Data extracted from a collection:
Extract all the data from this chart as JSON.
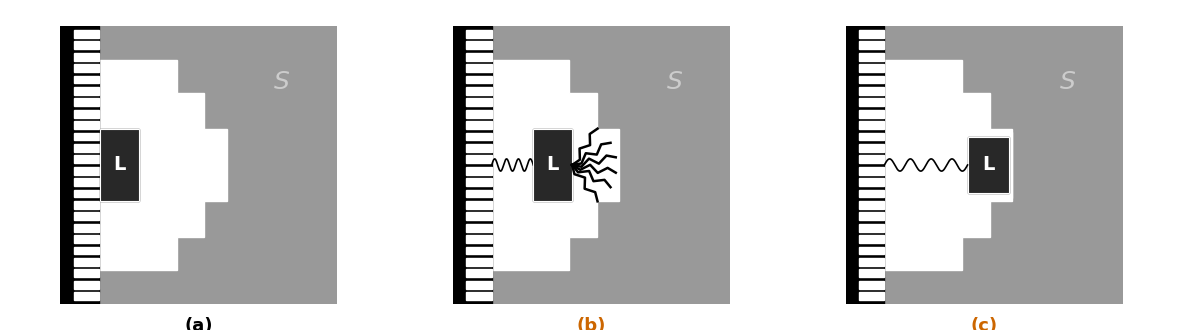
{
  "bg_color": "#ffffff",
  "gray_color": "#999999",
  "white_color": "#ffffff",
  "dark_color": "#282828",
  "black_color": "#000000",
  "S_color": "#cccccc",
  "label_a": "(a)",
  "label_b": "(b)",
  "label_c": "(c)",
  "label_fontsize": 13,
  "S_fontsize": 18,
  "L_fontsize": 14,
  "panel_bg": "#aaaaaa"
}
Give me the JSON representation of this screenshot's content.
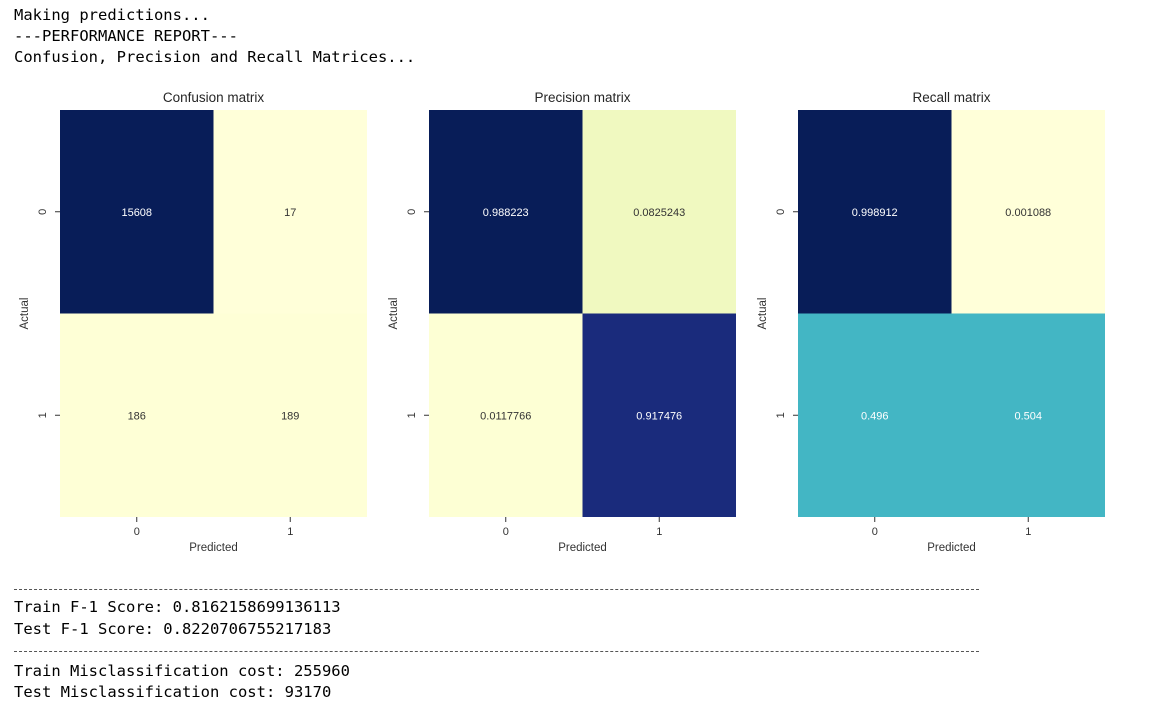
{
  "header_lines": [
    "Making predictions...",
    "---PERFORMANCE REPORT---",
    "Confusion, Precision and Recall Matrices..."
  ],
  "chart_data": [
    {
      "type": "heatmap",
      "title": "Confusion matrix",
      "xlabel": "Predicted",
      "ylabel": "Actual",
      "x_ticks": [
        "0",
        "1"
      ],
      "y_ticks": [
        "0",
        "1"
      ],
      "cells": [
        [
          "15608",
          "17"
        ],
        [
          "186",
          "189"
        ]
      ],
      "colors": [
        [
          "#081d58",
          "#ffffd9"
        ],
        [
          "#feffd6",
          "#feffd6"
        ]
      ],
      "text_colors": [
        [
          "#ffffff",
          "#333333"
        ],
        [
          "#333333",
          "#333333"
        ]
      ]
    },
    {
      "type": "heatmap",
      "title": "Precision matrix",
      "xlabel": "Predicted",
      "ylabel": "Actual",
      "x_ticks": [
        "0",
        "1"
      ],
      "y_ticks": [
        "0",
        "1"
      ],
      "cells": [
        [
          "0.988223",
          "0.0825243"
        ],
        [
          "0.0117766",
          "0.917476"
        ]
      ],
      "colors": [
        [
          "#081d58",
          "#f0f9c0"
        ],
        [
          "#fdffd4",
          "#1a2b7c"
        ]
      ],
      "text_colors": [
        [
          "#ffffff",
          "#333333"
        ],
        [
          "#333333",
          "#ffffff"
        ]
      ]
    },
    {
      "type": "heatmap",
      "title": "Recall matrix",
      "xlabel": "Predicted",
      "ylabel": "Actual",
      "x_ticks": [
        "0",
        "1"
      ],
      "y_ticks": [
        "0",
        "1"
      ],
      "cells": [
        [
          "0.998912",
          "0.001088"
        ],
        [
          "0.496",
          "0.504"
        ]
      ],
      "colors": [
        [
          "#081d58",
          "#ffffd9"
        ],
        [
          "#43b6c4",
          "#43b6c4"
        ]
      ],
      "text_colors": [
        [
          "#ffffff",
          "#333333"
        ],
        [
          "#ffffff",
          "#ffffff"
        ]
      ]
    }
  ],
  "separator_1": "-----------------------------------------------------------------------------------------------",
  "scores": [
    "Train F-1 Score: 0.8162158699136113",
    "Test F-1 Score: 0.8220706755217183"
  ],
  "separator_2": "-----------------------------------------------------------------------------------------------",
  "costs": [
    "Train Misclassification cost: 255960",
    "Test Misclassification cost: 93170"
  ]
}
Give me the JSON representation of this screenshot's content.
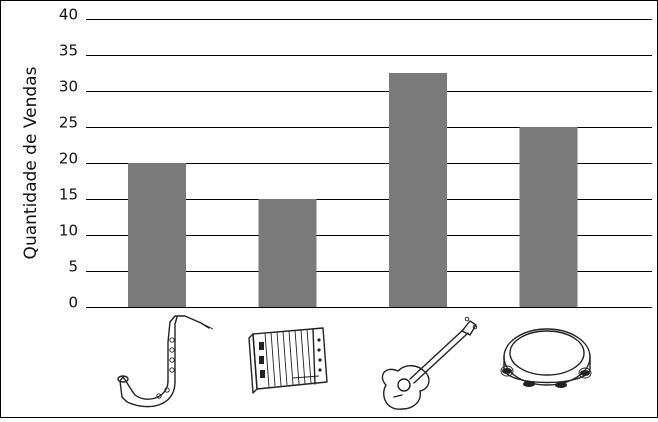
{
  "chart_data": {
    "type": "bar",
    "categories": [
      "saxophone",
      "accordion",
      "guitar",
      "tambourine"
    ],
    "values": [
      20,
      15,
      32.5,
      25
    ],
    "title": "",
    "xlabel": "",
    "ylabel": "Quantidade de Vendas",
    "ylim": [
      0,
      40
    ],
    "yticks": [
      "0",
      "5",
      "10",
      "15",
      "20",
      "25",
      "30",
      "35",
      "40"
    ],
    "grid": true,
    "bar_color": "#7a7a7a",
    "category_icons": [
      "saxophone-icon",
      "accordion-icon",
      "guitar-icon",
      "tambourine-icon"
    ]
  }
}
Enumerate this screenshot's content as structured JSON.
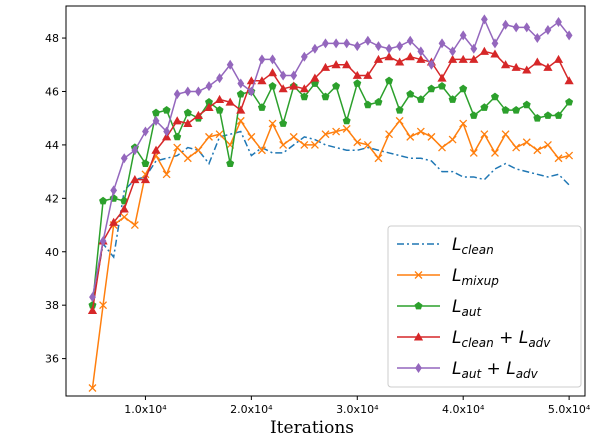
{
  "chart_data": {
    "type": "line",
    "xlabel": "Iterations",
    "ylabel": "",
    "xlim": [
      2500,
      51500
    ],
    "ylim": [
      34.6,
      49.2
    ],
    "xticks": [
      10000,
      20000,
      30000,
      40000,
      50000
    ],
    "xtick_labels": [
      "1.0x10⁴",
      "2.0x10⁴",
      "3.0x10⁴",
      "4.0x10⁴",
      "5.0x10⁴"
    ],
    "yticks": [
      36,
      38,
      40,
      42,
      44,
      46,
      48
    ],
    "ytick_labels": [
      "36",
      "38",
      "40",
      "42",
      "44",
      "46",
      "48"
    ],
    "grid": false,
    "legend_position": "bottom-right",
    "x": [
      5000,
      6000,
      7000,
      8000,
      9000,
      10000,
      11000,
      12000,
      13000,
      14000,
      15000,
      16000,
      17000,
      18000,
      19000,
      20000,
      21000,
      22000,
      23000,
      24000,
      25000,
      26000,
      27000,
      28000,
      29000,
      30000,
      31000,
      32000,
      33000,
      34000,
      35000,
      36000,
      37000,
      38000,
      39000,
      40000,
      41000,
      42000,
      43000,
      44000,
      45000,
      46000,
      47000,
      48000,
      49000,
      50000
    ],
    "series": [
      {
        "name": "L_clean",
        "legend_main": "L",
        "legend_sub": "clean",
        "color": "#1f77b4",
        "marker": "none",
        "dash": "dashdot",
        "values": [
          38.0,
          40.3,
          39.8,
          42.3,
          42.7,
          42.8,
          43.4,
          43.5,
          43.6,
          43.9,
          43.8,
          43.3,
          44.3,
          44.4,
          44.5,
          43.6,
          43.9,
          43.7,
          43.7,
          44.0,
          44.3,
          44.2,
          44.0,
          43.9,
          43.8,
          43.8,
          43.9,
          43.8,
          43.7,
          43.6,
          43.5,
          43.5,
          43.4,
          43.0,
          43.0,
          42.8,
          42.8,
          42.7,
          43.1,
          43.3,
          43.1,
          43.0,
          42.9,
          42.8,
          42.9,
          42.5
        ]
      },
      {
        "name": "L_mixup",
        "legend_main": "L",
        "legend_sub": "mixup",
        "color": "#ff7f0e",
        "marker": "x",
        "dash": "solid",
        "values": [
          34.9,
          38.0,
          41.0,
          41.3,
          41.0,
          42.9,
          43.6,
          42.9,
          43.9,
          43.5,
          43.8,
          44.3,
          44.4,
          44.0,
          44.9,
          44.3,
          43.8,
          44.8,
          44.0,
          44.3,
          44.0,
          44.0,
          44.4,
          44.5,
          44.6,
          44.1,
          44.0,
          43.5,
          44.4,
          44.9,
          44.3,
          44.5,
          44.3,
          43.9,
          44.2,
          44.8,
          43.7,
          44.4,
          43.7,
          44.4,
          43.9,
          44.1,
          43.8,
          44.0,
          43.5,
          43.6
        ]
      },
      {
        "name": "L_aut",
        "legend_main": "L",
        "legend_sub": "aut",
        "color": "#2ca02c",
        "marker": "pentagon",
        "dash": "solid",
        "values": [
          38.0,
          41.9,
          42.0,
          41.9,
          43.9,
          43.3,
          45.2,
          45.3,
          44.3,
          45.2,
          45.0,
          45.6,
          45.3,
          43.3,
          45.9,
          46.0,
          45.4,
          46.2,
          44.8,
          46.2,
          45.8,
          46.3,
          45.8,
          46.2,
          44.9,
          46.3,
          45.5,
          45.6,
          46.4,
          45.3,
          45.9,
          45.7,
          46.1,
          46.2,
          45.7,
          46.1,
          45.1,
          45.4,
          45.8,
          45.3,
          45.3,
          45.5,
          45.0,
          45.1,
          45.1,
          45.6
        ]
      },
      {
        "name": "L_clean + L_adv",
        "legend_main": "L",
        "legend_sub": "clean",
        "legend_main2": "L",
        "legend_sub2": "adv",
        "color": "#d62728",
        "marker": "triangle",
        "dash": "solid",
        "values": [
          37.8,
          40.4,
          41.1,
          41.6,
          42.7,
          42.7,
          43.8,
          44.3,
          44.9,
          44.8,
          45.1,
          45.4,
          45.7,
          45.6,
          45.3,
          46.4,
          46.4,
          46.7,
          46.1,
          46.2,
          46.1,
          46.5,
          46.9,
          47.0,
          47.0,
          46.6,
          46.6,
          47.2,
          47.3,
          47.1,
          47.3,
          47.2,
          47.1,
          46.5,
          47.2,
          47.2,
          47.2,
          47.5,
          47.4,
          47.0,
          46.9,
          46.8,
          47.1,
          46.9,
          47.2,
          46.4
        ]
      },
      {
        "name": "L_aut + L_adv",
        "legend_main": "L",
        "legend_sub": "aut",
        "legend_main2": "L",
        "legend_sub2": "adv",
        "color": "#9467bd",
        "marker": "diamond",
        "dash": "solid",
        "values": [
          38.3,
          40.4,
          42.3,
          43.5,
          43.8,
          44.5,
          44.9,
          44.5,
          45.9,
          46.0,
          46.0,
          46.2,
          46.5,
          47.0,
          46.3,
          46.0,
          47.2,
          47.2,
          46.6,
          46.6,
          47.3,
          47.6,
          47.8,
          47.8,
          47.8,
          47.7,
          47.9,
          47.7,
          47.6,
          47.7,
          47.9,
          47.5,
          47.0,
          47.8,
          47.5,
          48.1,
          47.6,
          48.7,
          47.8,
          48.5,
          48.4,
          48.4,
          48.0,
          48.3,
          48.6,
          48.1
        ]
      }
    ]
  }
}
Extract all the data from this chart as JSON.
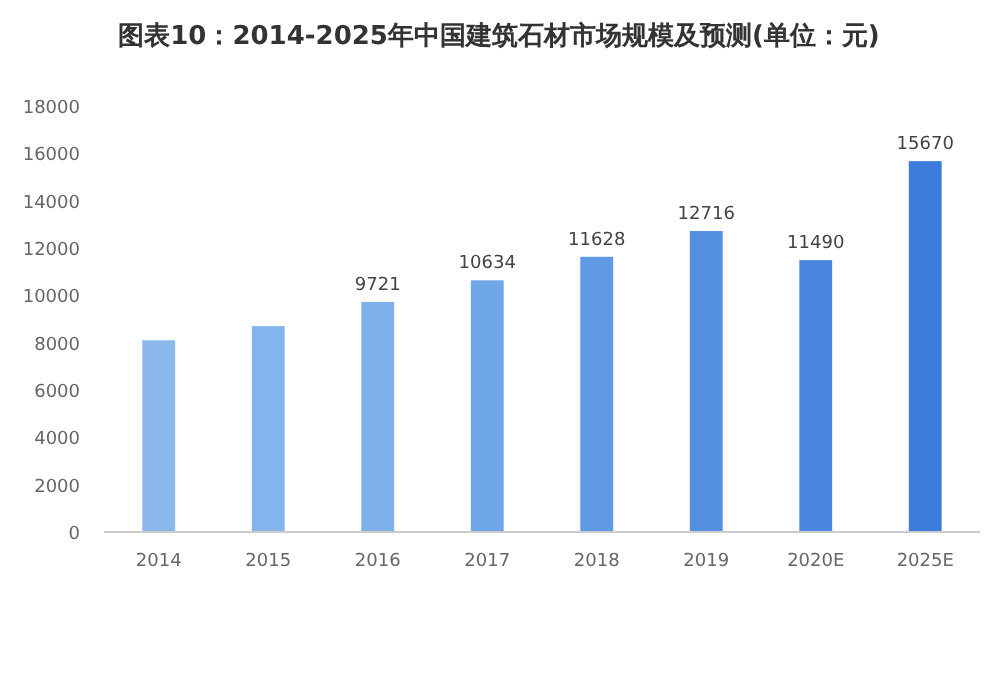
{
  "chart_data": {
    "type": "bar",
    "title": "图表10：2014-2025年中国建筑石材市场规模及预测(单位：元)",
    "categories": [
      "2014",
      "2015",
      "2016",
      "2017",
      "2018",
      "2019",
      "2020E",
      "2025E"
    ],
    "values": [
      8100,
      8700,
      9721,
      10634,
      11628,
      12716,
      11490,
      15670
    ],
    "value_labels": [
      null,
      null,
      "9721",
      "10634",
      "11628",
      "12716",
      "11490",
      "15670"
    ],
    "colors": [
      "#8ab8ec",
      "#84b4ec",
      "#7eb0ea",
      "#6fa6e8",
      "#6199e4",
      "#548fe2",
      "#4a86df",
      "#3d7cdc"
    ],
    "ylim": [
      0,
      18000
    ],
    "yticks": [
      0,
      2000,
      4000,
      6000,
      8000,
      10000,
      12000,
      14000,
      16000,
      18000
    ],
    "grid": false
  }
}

- Direction -
Where a line of the material above holds the string "marker", copy that line.

- Completed task -
        "marker": "none",
        "marker": "x",
        "marker": "pentagon",
        "marker": "triangle",
        "marker": "diamond",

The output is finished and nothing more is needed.